_What you have to do_
Restate each line of the listing exactly, without carrying over any pictures.

_Given records_
□ □ □
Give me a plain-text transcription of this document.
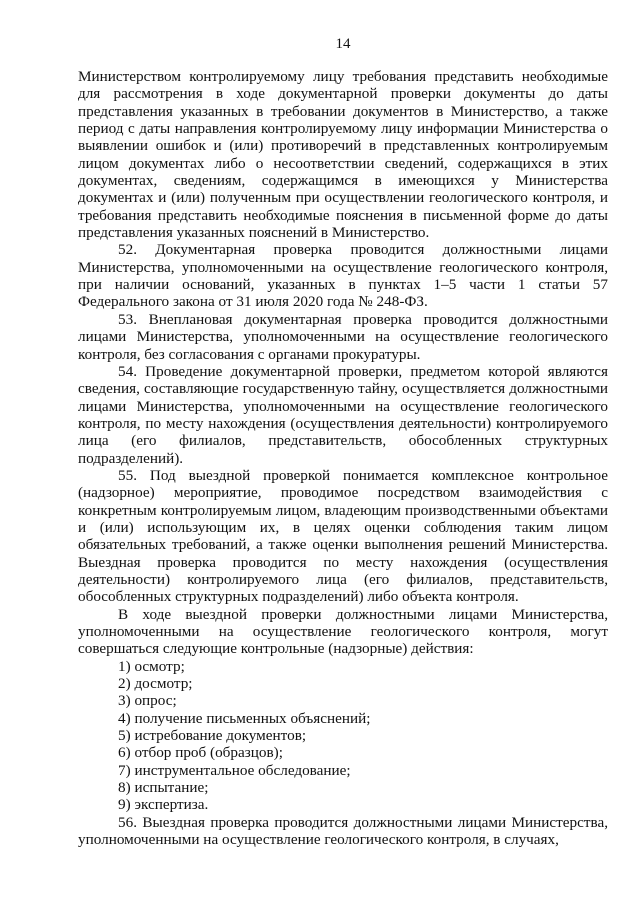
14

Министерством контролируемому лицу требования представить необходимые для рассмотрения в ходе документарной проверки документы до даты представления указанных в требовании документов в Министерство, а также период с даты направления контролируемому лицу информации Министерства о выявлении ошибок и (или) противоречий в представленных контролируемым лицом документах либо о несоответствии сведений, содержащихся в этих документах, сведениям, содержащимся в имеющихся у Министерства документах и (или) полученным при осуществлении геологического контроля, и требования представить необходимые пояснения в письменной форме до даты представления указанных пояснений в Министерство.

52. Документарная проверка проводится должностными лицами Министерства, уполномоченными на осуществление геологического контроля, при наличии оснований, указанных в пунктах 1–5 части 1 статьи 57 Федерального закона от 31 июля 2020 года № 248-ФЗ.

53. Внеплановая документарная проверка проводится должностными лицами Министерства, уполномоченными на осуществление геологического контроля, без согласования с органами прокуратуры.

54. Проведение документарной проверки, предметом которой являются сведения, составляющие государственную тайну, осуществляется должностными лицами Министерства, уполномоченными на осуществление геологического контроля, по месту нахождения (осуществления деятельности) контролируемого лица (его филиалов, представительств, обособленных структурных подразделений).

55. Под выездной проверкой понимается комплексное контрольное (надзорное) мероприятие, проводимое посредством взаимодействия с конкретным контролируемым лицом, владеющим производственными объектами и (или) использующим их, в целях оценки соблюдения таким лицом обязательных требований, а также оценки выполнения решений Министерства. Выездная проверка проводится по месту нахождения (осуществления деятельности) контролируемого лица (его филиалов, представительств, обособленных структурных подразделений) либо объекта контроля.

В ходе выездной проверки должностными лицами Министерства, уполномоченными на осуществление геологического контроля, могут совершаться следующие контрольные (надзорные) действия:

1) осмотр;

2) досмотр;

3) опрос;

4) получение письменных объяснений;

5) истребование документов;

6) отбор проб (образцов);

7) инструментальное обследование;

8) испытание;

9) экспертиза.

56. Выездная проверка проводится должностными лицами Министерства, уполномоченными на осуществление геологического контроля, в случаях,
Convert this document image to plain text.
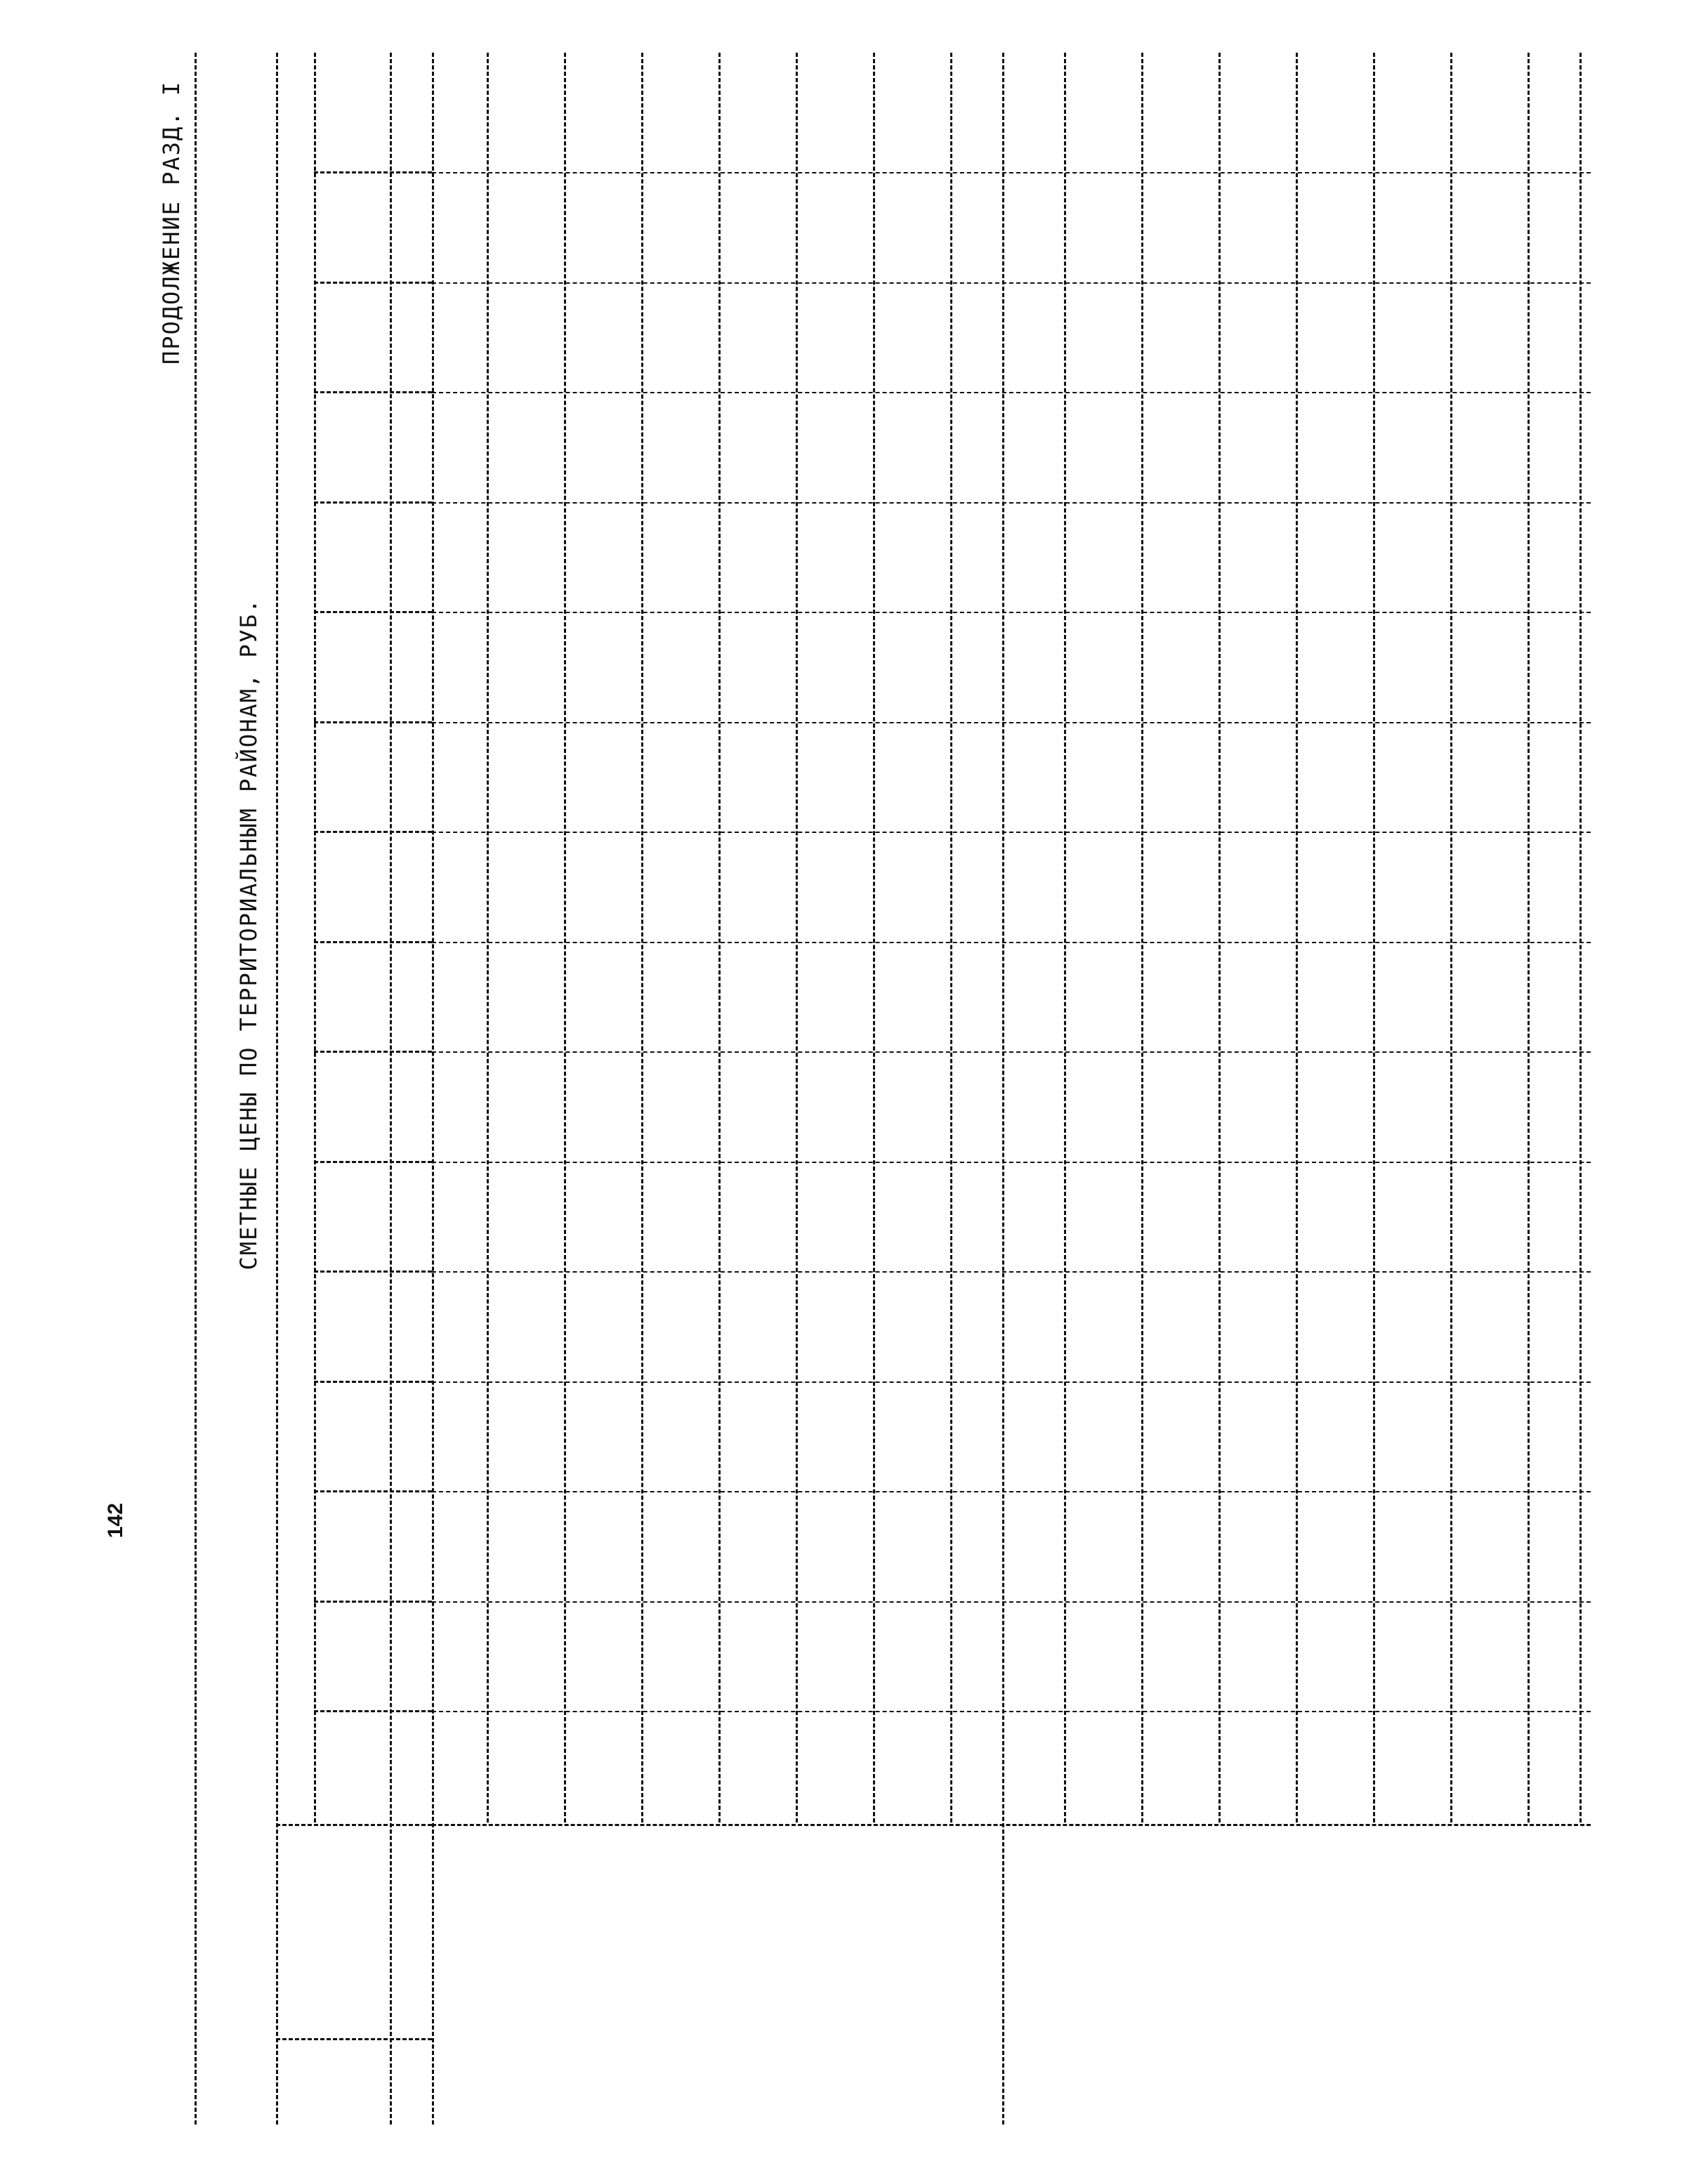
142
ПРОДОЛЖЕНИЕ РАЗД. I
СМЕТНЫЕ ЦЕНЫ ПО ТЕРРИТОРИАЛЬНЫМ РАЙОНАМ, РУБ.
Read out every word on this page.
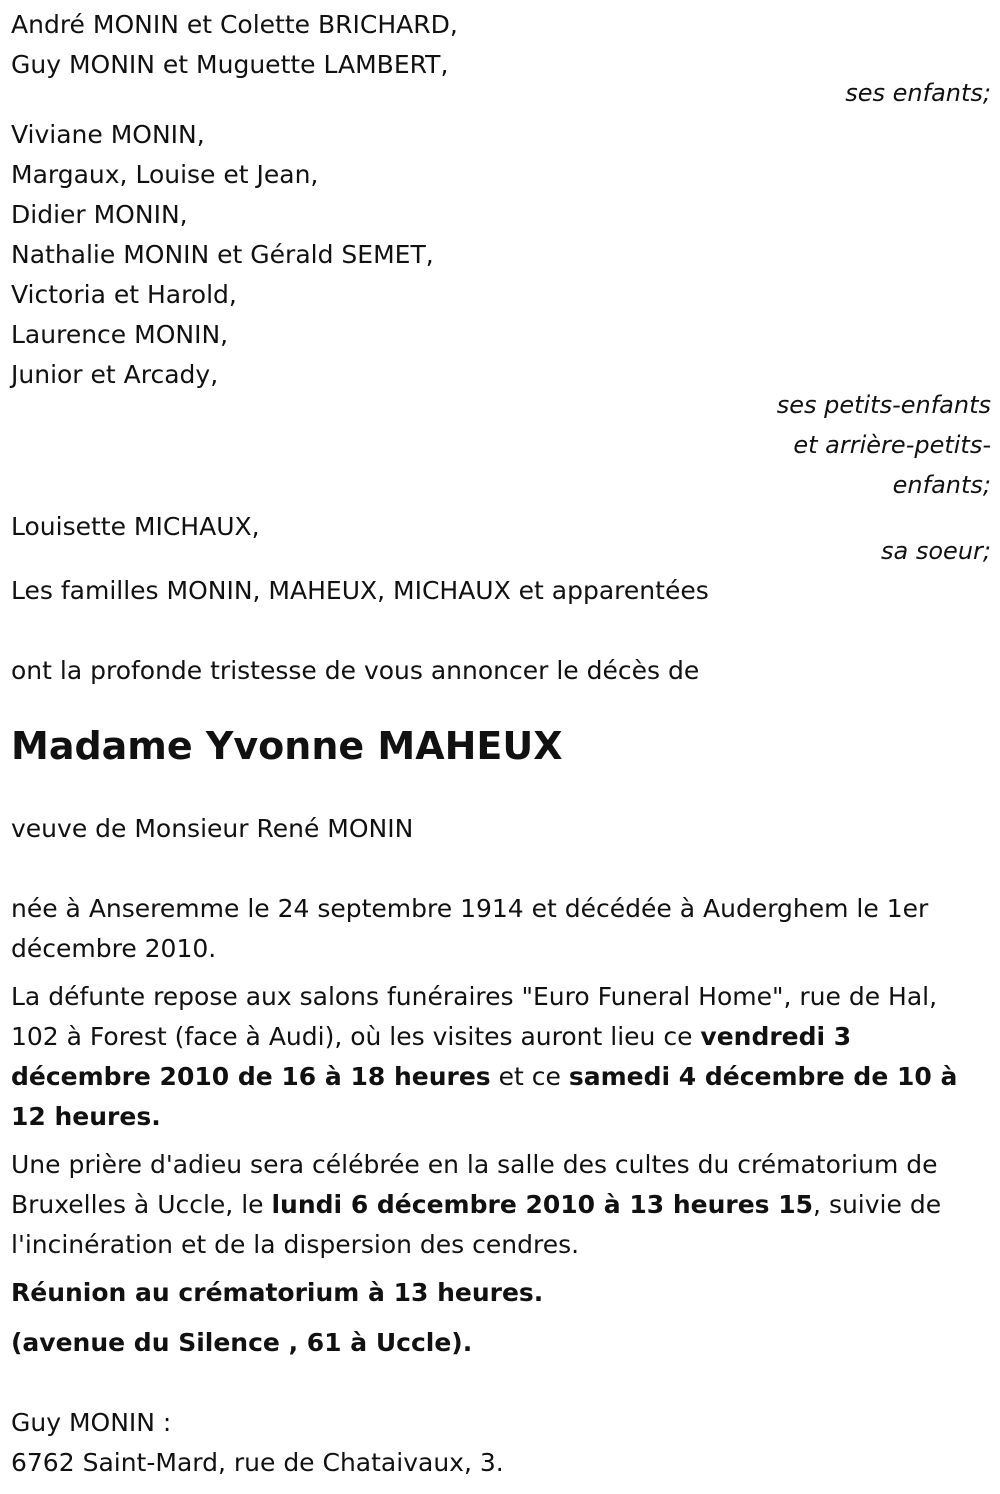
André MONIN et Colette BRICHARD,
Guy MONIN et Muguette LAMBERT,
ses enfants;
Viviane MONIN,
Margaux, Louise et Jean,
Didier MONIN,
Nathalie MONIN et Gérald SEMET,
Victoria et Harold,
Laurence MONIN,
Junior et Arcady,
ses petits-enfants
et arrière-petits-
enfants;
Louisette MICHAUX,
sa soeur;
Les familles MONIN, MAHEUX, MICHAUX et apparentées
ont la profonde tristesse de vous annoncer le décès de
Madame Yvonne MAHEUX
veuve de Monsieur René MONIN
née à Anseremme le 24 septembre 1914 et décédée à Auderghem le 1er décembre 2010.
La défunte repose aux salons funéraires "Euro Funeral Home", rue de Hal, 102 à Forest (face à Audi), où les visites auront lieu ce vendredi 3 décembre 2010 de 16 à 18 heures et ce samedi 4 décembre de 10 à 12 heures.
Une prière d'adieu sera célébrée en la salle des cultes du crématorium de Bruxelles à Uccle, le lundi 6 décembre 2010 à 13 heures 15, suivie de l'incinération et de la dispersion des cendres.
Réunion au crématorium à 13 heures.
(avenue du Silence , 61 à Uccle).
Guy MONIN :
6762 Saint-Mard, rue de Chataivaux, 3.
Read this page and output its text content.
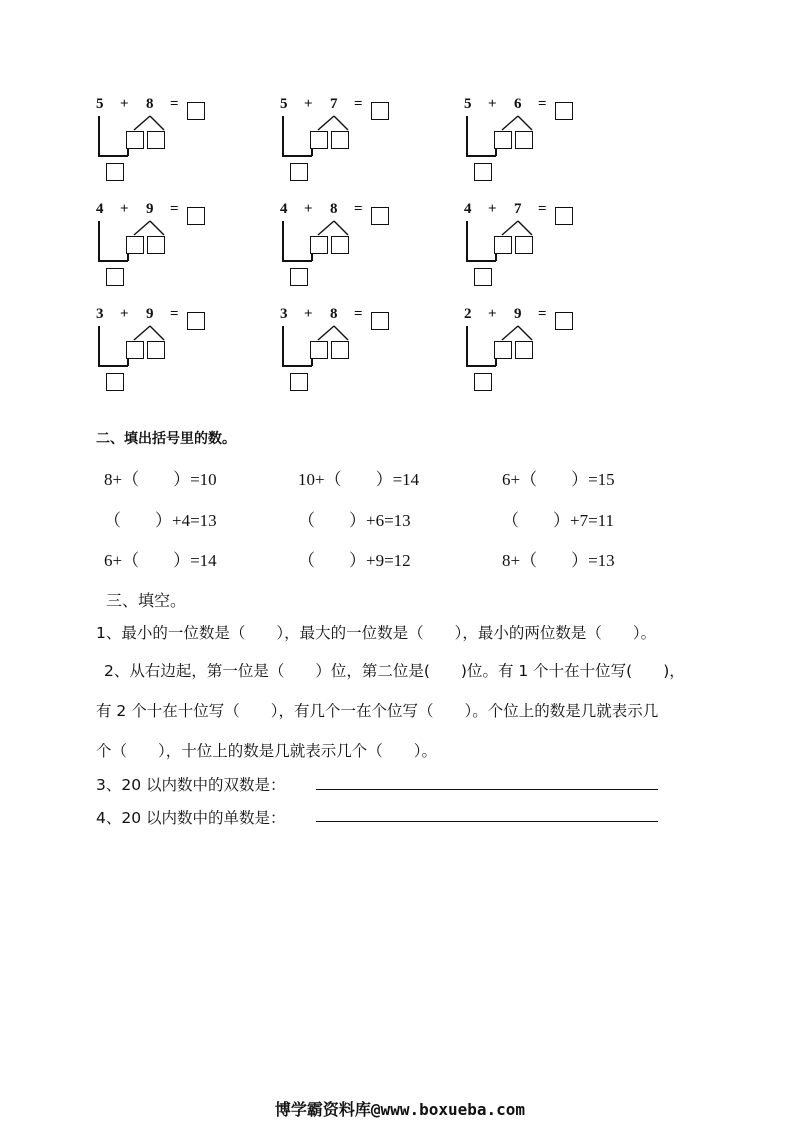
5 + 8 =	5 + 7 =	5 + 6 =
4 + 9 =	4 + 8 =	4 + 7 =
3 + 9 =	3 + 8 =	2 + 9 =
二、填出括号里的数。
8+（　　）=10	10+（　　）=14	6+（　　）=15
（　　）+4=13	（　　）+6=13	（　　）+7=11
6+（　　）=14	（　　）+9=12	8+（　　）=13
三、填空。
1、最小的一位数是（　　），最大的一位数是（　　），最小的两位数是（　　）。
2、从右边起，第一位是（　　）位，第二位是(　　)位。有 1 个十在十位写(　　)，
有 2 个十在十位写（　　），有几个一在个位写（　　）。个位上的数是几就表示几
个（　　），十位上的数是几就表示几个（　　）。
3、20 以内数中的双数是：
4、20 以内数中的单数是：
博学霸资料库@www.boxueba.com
□ □ □
_The reply_
Give me a plain-text transcription of this document.
14

Министерством контролируемому лицу требования представить необходимые для рассмотрения в ходе документарной проверки документы до даты представления указанных в требовании документов в Министерство, а также период с даты направления контролируемому лицу информации Министерства о выявлении ошибок и (или) противоречий в представленных контролируемым лицом документах либо о несоответствии сведений, содержащихся в этих документах, сведениям, содержащимся в имеющихся у Министерства документах и (или) полученным при осуществлении геологического контроля, и требования представить необходимые пояснения в письменной форме до даты представления указанных пояснений в Министерство.

52. Документарная проверка проводится должностными лицами Министерства, уполномоченными на осуществление геологического контроля, при наличии оснований, указанных в пунктах 1–5 части 1 статьи 57 Федерального закона от 31 июля 2020 года № 248-ФЗ.

53. Внеплановая документарная проверка проводится должностными лицами Министерства, уполномоченными на осуществление геологического контроля, без согласования с органами прокуратуры.

54. Проведение документарной проверки, предметом которой являются сведения, составляющие государственную тайну, осуществляется должностными лицами Министерства, уполномоченными на осуществление геологического контроля, по месту нахождения (осуществления деятельности) контролируемого лица (его филиалов, представительств, обособленных структурных подразделений).

55. Под выездной проверкой понимается комплексное контрольное (надзорное) мероприятие, проводимое посредством взаимодействия с конкретным контролируемым лицом, владеющим производственными объектами и (или) использующим их, в целях оценки соблюдения таким лицом обязательных требований, а также оценки выполнения решений Министерства. Выездная проверка проводится по месту нахождения (осуществления деятельности) контролируемого лица (его филиалов, представительств, обособленных структурных подразделений) либо объекта контроля.

В ходе выездной проверки должностными лицами Министерства, уполномоченными на осуществление геологического контроля, могут совершаться следующие контрольные (надзорные) действия:

1) осмотр;

2) досмотр;

3) опрос;

4) получение письменных объяснений;

5) истребование документов;

6) отбор проб (образцов);

7) инструментальное обследование;

8) испытание;

9) экспертиза.

56. Выездная проверка проводится должностными лицами Министерства, уполномоченными на осуществление геологического контроля, в случаях,
Convert this document image to plain text.
142
ПРОДОЛЖЕНИЕ РАЗД. I
СМЕТНЫЕ ЦЕНЫ ПО ТЕРРИТОРИАЛЬНЫМ РАЙОНАМ, РУБ.
Read out every word on this page.
André MONIN et Colette BRICHARD,
Guy MONIN et Muguette LAMBERT,
ses enfants;
Viviane MONIN,
Margaux, Louise et Jean,
Didier MONIN,
Nathalie MONIN et Gérald SEMET,
Victoria et Harold,
Laurence MONIN,
Junior et Arcady,
ses petits-enfants
et arrière-petits-
enfants;
Louisette MICHAUX,
sa soeur;
Les familles MONIN, MAHEUX, MICHAUX et apparentées
ont la profonde tristesse de vous annoncer le décès de
Madame Yvonne MAHEUX
veuve de Monsieur René MONIN
née à Anseremme le 24 septembre 1914 et décédée à Auderghem le 1er décembre 2010.
La défunte repose aux salons funéraires "Euro Funeral Home", rue de Hal, 102 à Forest (face à Audi), où les visites auront lieu ce vendredi 3 décembre 2010 de 16 à 18 heures et ce samedi 4 décembre de 10 à 12 heures.
Une prière d'adieu sera célébrée en la salle des cultes du crématorium de Bruxelles à Uccle, le lundi 6 décembre 2010 à 13 heures 15, suivie de l'incinération et de la dispersion des cendres.
Réunion au crématorium à 13 heures.
(avenue du Silence , 61 à Uccle).
Guy MONIN :
6762 Saint-Mard, rue de Chataivaux, 3.
Read this page and output its text content.
5 + 8 =	5 + 7 =	5 + 6 =
4 + 9 =	4 + 8 =	4 + 7 =
3 + 9 =	3 + 8 =	2 + 9 =
二、填出括号里的数。
8+（　　）=10	10+（　　）=14	6+（　　）=15
（　　）+4=13	（　　）+6=13	（　　）+7=11
6+（　　）=14	（　　）+9=12	8+（　　）=13
三、填空。
1、最小的一位数是（　　），最大的一位数是（　　），最小的两位数是（　　）。
2、从右边起，第一位是（　　）位，第二位是(　　)位。有 1 个十在十位写(　　)，
有 2 个十在十位写（　　），有几个一在个位写（　　）。个位上的数是几就表示几
个（　　），十位上的数是几就表示几个（　　）。
3、20 以内数中的双数是：
4、20 以内数中的单数是：
博学霸资料库@www.boxueba.com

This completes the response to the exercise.